--- What the task asks ---
Repeat the records in full and exactly, omitting pictures.

Stored records
+++

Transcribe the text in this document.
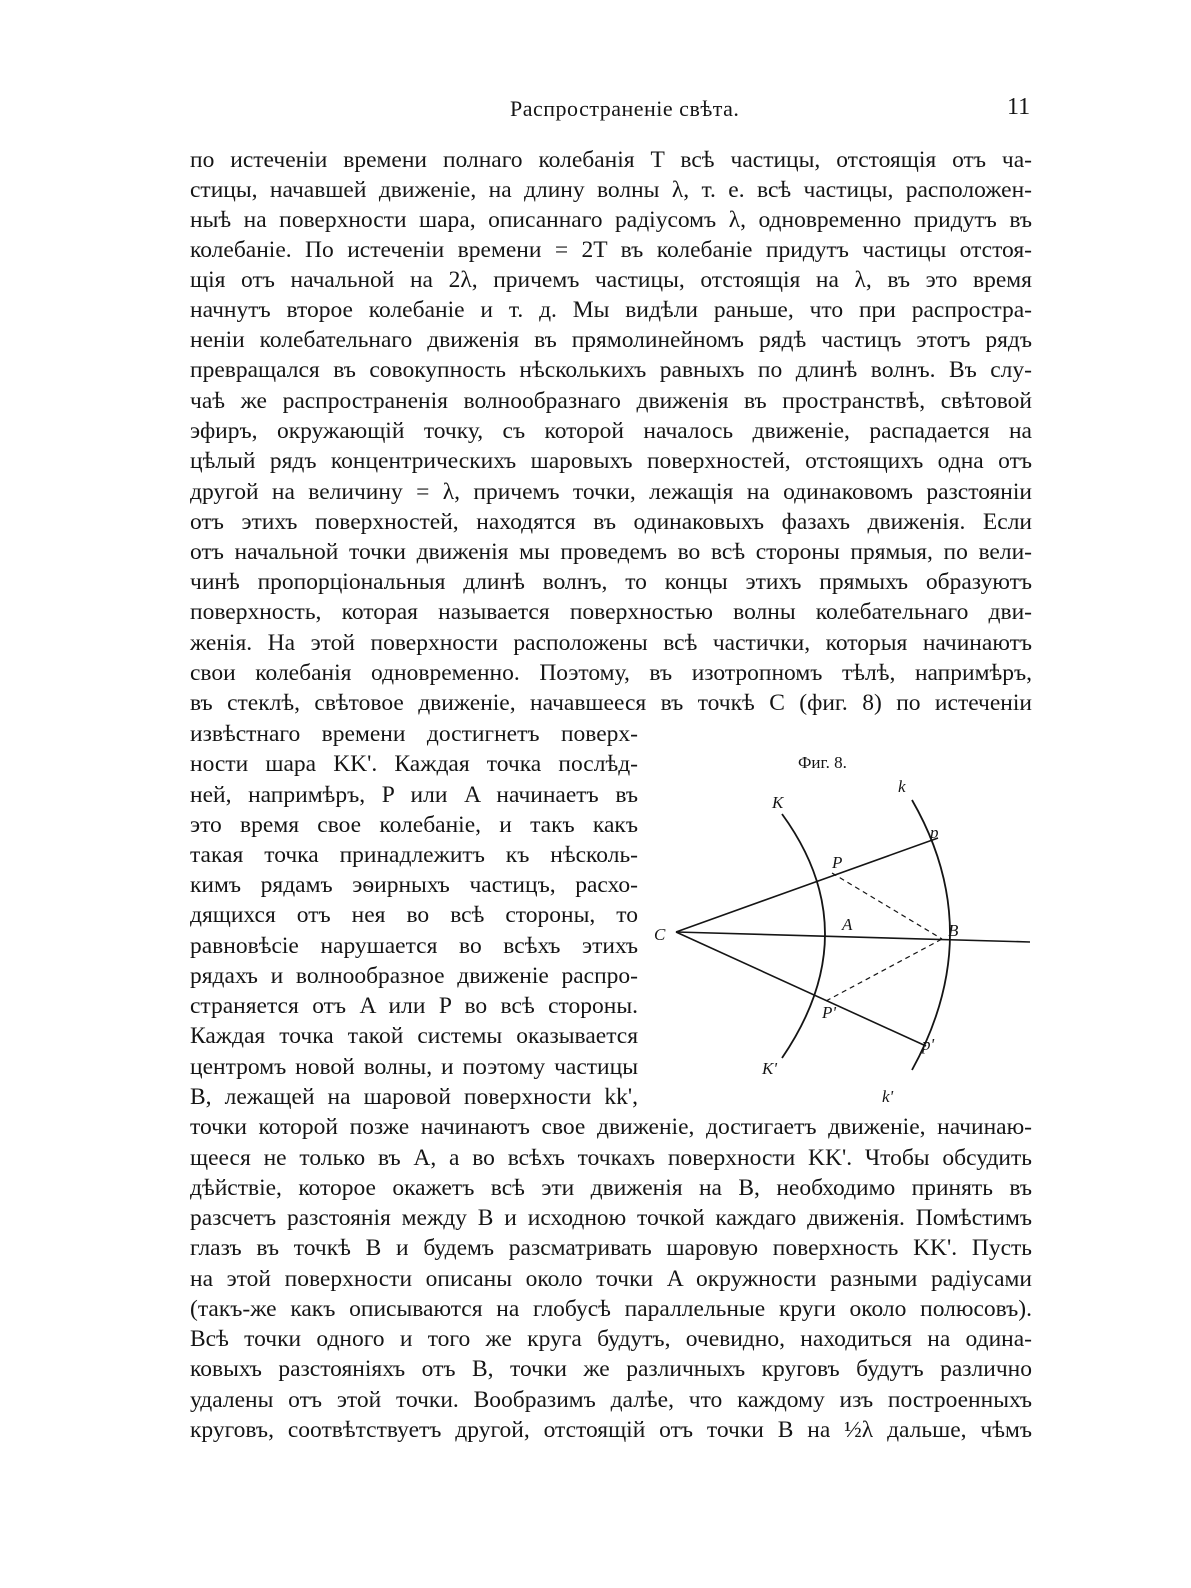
Распространеніе свѣта.	11
по истеченіи времени полнаго колебанія T всѣ частицы, отстоящія отъ ча-
стицы, начавшей движеніе, на длину волны λ, т. е. всѣ частицы, расположен-
ныѣ на поверхности шара, описаннаго радіусомъ λ, одновременно придутъ въ
колебаніе. По истеченіи времени = 2T въ колебаніе придутъ частицы отстоя-
щія отъ начальной на 2λ, причемъ частицы, отстоящія на λ, въ это время
начнутъ второе колебаніе и т. д. Мы видѣли раньше, что при распростра-
неніи колебательнаго движенія въ прямолинейномъ рядѣ частицъ этотъ рядъ
превращался въ совокупность нѣсколькихъ равныхъ по длинѣ волнъ. Въ слу-
чаѣ же распространенія волнообразнаго движенія въ пространствѣ, свѣтовой
эфиръ, окружающій точку, съ которой началось движеніе, распадается на
цѣлый рядъ концентрическихъ шаровыхъ поверхностей, отстоящихъ одна отъ
другой на величину = λ, причемъ точки, лежащія на одинаковомъ разстояніи
отъ этихъ поверхностей, находятся въ одинаковыхъ фазахъ движенія. Если
отъ начальной точки движенія мы проведемъ во всѣ стороны прямыя, по вели-
чинѣ пропорціональныя длинѣ волнъ, то концы этихъ прямыхъ образуютъ
поверхность, которая называется поверхностью волны колебательнаго дви-
женія. На этой поверхности расположены всѣ частички, которыя начинаютъ
свои колебанія одновременно. Поэтому, въ изотропномъ тѣлѣ, напримѣръ,
въ стеклѣ, свѣтовое движеніе, начавшееся въ точкѣ C (фиг. 8) по истеченіи
извѣстнаго времени достигнетъ поверх-
ности шара KK'. Каждая точка послѣд-
ней, напримѣръ, P или A начинаетъ въ
это время свое колебаніе, и такъ какъ
такая точка принадлежитъ къ нѣсколь-
кимъ рядамъ эѳирныхъ частицъ, расхо-
дящихся отъ нея во всѣ стороны, то
равновѣсіе нарушается во всѣхъ этихъ
рядахъ и волнообразное движеніе распро-
страняется отъ A или P во всѣ стороны.
Каждая точка такой системы оказывается
центромъ новой волны, и поэтому частицы
B, лежащей на шаровой поверхности kk',
точки которой позже начинаютъ свое движеніе, достигаетъ движеніе, начинаю-
щееся не только въ A, а во всѣхъ точкахъ поверхности KK'. Чтобы обсудить
дѣйствіе, которое окажетъ всѣ эти движенія на B, необходимо принять въ
разсчетъ разстоянія между B и исходною точкой каждаго движенія. Помѣстимъ
глазъ въ точкѣ B и будемъ разсматривать шаровую поверхность KK'. Пусть
на этой поверхности описаны около точки A окружности разными радіусами
(такъ-же какъ описываются на глобусѣ параллельные круги около полюсовъ).
Всѣ точки одного и того же круга будутъ, очевидно, находиться на одина-
ковыхъ разстояніяхъ отъ B, точки же различныхъ круговъ будутъ различно
удалены отъ этой точки. Вообразимъ далѣе, что каждому изъ построенныхъ
круговъ, соотвѣтствуетъ другой, отстоящій отъ точки B на ½λ дальше, чѣмъ
Фиг. 8.
K
K'
k
k'
C
A	B
P
P'
p
p'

+++

--- Task result ---
Transcribe the text in this document.
Распространеніе свѣта.	11
по истеченіи времени полнаго колебанія T всѣ частицы, отстоящія отъ ча-
стицы, начавшей движеніе, на длину волны λ, т. е. всѣ частицы, расположен-
ныѣ на поверхности шара, описаннаго радіусомъ λ, одновременно придутъ въ
колебаніе. По истеченіи времени = 2T въ колебаніе придутъ частицы отстоя-
щія отъ начальной на 2λ, причемъ частицы, отстоящія на λ, въ это время
начнутъ второе колебаніе и т. д. Мы видѣли раньше, что при распростра-
неніи колебательнаго движенія въ прямолинейномъ рядѣ частицъ этотъ рядъ
превращался въ совокупность нѣсколькихъ равныхъ по длинѣ волнъ. Въ слу-
чаѣ же распространенія волнообразнаго движенія въ пространствѣ, свѣтовой
эфиръ, окружающій точку, съ которой началось движеніе, распадается на
цѣлый рядъ концентрическихъ шаровыхъ поверхностей, отстоящихъ одна отъ
другой на величину = λ, причемъ точки, лежащія на одинаковомъ разстояніи
отъ этихъ поверхностей, находятся въ одинаковыхъ фазахъ движенія. Если
отъ начальной точки движенія мы проведемъ во всѣ стороны прямыя, по вели-
чинѣ пропорціональныя длинѣ волнъ, то концы этихъ прямыхъ образуютъ
поверхность, которая называется поверхностью волны колебательнаго дви-
женія. На этой поверхности расположены всѣ частички, которыя начинаютъ
свои колебанія одновременно. Поэтому, въ изотропномъ тѣлѣ, напримѣръ,
въ стеклѣ, свѣтовое движеніе, начавшееся въ точкѣ C (фиг. 8) по истеченіи
извѣстнаго времени достигнетъ поверх-
ности шара KK'. Каждая точка послѣд-
ней, напримѣръ, P или A начинаетъ въ
это время свое колебаніе, и такъ какъ
такая точка принадлежитъ къ нѣсколь-
кимъ рядамъ эѳирныхъ частицъ, расхо-
дящихся отъ нея во всѣ стороны, то
равновѣсіе нарушается во всѣхъ этихъ
рядахъ и волнообразное движеніе распро-
страняется отъ A или P во всѣ стороны.
Каждая точка такой системы оказывается
центромъ новой волны, и поэтому частицы
B, лежащей на шаровой поверхности kk',
точки которой позже начинаютъ свое движеніе, достигаетъ движеніе, начинаю-
щееся не только въ A, а во всѣхъ точкахъ поверхности KK'. Чтобы обсудить
дѣйствіе, которое окажетъ всѣ эти движенія на B, необходимо принять въ
разсчетъ разстоянія между B и исходною точкой каждаго движенія. Помѣстимъ
глазъ въ точкѣ B и будемъ разсматривать шаровую поверхность KK'. Пусть
на этой поверхности описаны около точки A окружности разными радіусами
(такъ-же какъ описываются на глобусѣ параллельные круги около полюсовъ).
Всѣ точки одного и того же круга будутъ, очевидно, находиться на одина-
ковыхъ разстояніяхъ отъ B, точки же различныхъ круговъ будутъ различно
удалены отъ этой точки. Вообразимъ далѣе, что каждому изъ построенныхъ
круговъ, соотвѣтствуетъ другой, отстоящій отъ точки B на ½λ дальше, чѣмъ
Фиг. 8.
K
K'
k
k'
C
A	B
P
P'
p
p'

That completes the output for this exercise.